* BEGIN *
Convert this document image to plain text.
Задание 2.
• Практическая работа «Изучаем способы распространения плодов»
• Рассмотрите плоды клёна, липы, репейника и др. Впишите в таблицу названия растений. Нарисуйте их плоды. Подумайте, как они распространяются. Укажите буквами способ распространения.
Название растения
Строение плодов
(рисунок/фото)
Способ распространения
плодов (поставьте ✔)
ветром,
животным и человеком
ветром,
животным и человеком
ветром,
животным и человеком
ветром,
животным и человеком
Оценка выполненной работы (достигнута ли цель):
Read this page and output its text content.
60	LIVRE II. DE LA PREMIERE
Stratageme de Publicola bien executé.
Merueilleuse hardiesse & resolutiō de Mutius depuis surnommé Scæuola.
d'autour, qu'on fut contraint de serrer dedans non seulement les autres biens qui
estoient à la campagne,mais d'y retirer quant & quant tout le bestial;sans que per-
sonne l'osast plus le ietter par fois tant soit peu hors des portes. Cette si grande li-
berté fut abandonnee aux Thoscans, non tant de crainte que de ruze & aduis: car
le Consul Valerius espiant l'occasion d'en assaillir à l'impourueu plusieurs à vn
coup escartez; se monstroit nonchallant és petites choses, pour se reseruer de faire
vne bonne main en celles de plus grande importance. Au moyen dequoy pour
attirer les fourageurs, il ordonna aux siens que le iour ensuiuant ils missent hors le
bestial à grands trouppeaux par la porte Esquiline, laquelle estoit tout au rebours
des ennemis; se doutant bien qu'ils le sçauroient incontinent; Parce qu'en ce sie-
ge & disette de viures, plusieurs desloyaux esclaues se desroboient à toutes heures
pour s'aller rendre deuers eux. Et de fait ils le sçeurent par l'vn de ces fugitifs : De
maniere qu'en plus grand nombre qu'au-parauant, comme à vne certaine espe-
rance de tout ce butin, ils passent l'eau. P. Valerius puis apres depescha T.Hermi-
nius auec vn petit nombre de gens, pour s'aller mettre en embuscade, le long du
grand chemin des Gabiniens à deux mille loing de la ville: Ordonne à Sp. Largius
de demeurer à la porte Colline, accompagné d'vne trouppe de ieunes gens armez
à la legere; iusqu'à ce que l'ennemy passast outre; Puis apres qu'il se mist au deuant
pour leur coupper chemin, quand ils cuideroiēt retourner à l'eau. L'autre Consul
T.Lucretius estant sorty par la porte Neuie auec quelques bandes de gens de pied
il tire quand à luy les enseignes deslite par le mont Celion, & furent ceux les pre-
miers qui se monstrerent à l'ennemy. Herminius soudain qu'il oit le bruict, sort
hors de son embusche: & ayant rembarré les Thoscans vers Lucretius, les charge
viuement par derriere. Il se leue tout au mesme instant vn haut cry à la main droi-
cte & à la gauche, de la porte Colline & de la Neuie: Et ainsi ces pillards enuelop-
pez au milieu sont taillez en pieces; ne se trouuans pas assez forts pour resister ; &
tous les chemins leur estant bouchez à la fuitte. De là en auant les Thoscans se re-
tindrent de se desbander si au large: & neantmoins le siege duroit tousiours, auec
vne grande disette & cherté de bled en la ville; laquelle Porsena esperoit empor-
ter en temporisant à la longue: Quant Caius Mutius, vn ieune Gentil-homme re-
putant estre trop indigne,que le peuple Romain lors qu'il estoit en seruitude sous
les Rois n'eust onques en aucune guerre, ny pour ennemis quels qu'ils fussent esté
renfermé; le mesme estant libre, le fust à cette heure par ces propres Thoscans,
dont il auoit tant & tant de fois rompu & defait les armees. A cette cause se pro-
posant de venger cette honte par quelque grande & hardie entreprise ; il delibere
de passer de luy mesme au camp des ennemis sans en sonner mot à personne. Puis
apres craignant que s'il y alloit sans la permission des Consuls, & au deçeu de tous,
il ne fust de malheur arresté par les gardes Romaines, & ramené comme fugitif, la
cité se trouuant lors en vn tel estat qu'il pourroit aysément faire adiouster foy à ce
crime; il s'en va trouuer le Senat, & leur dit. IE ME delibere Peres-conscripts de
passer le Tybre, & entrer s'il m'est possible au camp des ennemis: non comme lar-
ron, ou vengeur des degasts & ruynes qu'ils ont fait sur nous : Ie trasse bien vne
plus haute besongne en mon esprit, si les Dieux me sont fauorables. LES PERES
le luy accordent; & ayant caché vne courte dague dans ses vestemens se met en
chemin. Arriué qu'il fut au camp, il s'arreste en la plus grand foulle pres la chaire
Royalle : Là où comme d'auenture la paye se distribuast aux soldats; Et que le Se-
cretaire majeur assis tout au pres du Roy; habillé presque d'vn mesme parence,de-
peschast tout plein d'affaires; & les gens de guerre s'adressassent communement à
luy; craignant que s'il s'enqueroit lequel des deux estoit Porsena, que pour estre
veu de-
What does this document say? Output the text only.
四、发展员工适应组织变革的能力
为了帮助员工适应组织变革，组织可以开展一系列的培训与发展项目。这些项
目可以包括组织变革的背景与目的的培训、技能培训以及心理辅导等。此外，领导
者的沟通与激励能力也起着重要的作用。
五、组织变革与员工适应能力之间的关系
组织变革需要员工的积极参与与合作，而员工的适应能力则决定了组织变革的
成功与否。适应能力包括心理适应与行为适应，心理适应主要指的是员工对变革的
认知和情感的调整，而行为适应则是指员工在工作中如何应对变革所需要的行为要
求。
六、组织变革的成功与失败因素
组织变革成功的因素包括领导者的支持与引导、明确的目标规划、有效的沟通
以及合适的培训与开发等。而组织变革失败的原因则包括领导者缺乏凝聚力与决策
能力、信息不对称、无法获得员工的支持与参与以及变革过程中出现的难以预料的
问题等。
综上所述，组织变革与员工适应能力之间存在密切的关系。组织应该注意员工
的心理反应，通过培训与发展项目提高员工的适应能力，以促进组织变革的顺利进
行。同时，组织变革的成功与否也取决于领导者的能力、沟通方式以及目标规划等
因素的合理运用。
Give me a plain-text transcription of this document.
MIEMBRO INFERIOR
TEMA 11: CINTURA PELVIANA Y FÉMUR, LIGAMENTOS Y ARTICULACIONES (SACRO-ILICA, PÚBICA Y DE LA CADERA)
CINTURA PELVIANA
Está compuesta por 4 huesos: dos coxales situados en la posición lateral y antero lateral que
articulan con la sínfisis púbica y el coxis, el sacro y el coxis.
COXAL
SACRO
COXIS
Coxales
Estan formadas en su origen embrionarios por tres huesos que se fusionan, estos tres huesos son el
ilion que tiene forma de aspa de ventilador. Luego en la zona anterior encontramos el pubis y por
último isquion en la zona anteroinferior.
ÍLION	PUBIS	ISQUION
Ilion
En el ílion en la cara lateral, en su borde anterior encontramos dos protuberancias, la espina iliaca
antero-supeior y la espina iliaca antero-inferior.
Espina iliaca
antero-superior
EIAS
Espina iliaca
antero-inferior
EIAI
* END *
Reproduce the data in its entirety, matching each character.

Convert this document image to plain text.
Задание 2.
• Практическая работа «Изучаем способы распространения плодов»
• Рассмотрите плоды клёна, липы, репейника и др. Впишите в таблицу названия растений. Нарисуйте их плоды. Подумайте, как они распространяются. Укажите буквами способ распространения.
Название растения
Строение плодов
(рисунок/фото)
Способ распространения
плодов (поставьте ✔)
ветром,
животным и человеком
ветром,
животным и человеком
ветром,
животным и человеком
ветром,
животным и человеком
Оценка выполненной работы (достигнута ли цель):
Read this page and output its text content.
60	LIVRE II. DE LA PREMIERE
Stratageme de Publicola bien executé.
Merueilleuse hardiesse & resolutiō de Mutius depuis surnommé Scæuola.
d'autour, qu'on fut contraint de serrer dedans non seulement les autres biens qui
estoient à la campagne,mais d'y retirer quant & quant tout le bestial;sans que per-
sonne l'osast plus le ietter par fois tant soit peu hors des portes. Cette si grande li-
berté fut abandonnee aux Thoscans, non tant de crainte que de ruze & aduis: car
le Consul Valerius espiant l'occasion d'en assaillir à l'impourueu plusieurs à vn
coup escartez; se monstroit nonchallant és petites choses, pour se reseruer de faire
vne bonne main en celles de plus grande importance. Au moyen dequoy pour
attirer les fourageurs, il ordonna aux siens que le iour ensuiuant ils missent hors le
bestial à grands trouppeaux par la porte Esquiline, laquelle estoit tout au rebours
des ennemis; se doutant bien qu'ils le sçauroient incontinent; Parce qu'en ce sie-
ge & disette de viures, plusieurs desloyaux esclaues se desroboient à toutes heures
pour s'aller rendre deuers eux. Et de fait ils le sçeurent par l'vn de ces fugitifs : De
maniere qu'en plus grand nombre qu'au-parauant, comme à vne certaine espe-
rance de tout ce butin, ils passent l'eau. P. Valerius puis apres depescha T.Hermi-
nius auec vn petit nombre de gens, pour s'aller mettre en embuscade, le long du
grand chemin des Gabiniens à deux mille loing de la ville: Ordonne à Sp. Largius
de demeurer à la porte Colline, accompagné d'vne trouppe de ieunes gens armez
à la legere; iusqu'à ce que l'ennemy passast outre; Puis apres qu'il se mist au deuant
pour leur coupper chemin, quand ils cuideroiēt retourner à l'eau. L'autre Consul
T.Lucretius estant sorty par la porte Neuie auec quelques bandes de gens de pied
il tire quand à luy les enseignes deslite par le mont Celion, & furent ceux les pre-
miers qui se monstrerent à l'ennemy. Herminius soudain qu'il oit le bruict, sort
hors de son embusche: & ayant rembarré les Thoscans vers Lucretius, les charge
viuement par derriere. Il se leue tout au mesme instant vn haut cry à la main droi-
cte & à la gauche, de la porte Colline & de la Neuie: Et ainsi ces pillards enuelop-
pez au milieu sont taillez en pieces; ne se trouuans pas assez forts pour resister ; &
tous les chemins leur estant bouchez à la fuitte. De là en auant les Thoscans se re-
tindrent de se desbander si au large: & neantmoins le siege duroit tousiours, auec
vne grande disette & cherté de bled en la ville; laquelle Porsena esperoit empor-
ter en temporisant à la longue: Quant Caius Mutius, vn ieune Gentil-homme re-
putant estre trop indigne,que le peuple Romain lors qu'il estoit en seruitude sous
les Rois n'eust onques en aucune guerre, ny pour ennemis quels qu'ils fussent esté
renfermé; le mesme estant libre, le fust à cette heure par ces propres Thoscans,
dont il auoit tant & tant de fois rompu & defait les armees. A cette cause se pro-
posant de venger cette honte par quelque grande & hardie entreprise ; il delibere
de passer de luy mesme au camp des ennemis sans en sonner mot à personne. Puis
apres craignant que s'il y alloit sans la permission des Consuls, & au deçeu de tous,
il ne fust de malheur arresté par les gardes Romaines, & ramené comme fugitif, la
cité se trouuant lors en vn tel estat qu'il pourroit aysément faire adiouster foy à ce
crime; il s'en va trouuer le Senat, & leur dit. IE ME delibere Peres-conscripts de
passer le Tybre, & entrer s'il m'est possible au camp des ennemis: non comme lar-
ron, ou vengeur des degasts & ruynes qu'ils ont fait sur nous : Ie trasse bien vne
plus haute besongne en mon esprit, si les Dieux me sont fauorables. LES PERES
le luy accordent; & ayant caché vne courte dague dans ses vestemens se met en
chemin. Arriué qu'il fut au camp, il s'arreste en la plus grand foulle pres la chaire
Royalle : Là où comme d'auenture la paye se distribuast aux soldats; Et que le Se-
cretaire majeur assis tout au pres du Roy; habillé presque d'vn mesme parence,de-
peschast tout plein d'affaires; & les gens de guerre s'adressassent communement à
luy; craignant que s'il s'enqueroit lequel des deux estoit Porsena, que pour estre
veu de-
What does this document say? Output the text only.
四、发展员工适应组织变革的能力
为了帮助员工适应组织变革，组织可以开展一系列的培训与发展项目。这些项
目可以包括组织变革的背景与目的的培训、技能培训以及心理辅导等。此外，领导
者的沟通与激励能力也起着重要的作用。
五、组织变革与员工适应能力之间的关系
组织变革需要员工的积极参与与合作，而员工的适应能力则决定了组织变革的
成功与否。适应能力包括心理适应与行为适应，心理适应主要指的是员工对变革的
认知和情感的调整，而行为适应则是指员工在工作中如何应对变革所需要的行为要
求。
六、组织变革的成功与失败因素
组织变革成功的因素包括领导者的支持与引导、明确的目标规划、有效的沟通
以及合适的培训与开发等。而组织变革失败的原因则包括领导者缺乏凝聚力与决策
能力、信息不对称、无法获得员工的支持与参与以及变革过程中出现的难以预料的
问题等。
综上所述，组织变革与员工适应能力之间存在密切的关系。组织应该注意员工
的心理反应，通过培训与发展项目提高员工的适应能力，以促进组织变革的顺利进
行。同时，组织变革的成功与否也取决于领导者的能力、沟通方式以及目标规划等
因素的合理运用。
Give me a plain-text transcription of this document.
MIEMBRO INFERIOR
TEMA 11: CINTURA PELVIANA Y FÉMUR, LIGAMENTOS Y ARTICULACIONES (SACRO-ILICA, PÚBICA Y DE LA CADERA)
CINTURA PELVIANA
Está compuesta por 4 huesos: dos coxales situados en la posición lateral y antero lateral que
articulan con la sínfisis púbica y el coxis, el sacro y el coxis.
COXAL
SACRO
COXIS
Coxales
Estan formadas en su origen embrionarios por tres huesos que se fusionan, estos tres huesos son el
ilion que tiene forma de aspa de ventilador. Luego en la zona anterior encontramos el pubis y por
último isquion en la zona anteroinferior.
ÍLION	PUBIS	ISQUION
Ilion
En el ílion en la cara lateral, en su borde anterior encontramos dos protuberancias, la espina iliaca
antero-supeior y la espina iliaca antero-inferior.
Espina iliaca
antero-superior
EIAS
Espina iliaca
antero-inferior
EIAI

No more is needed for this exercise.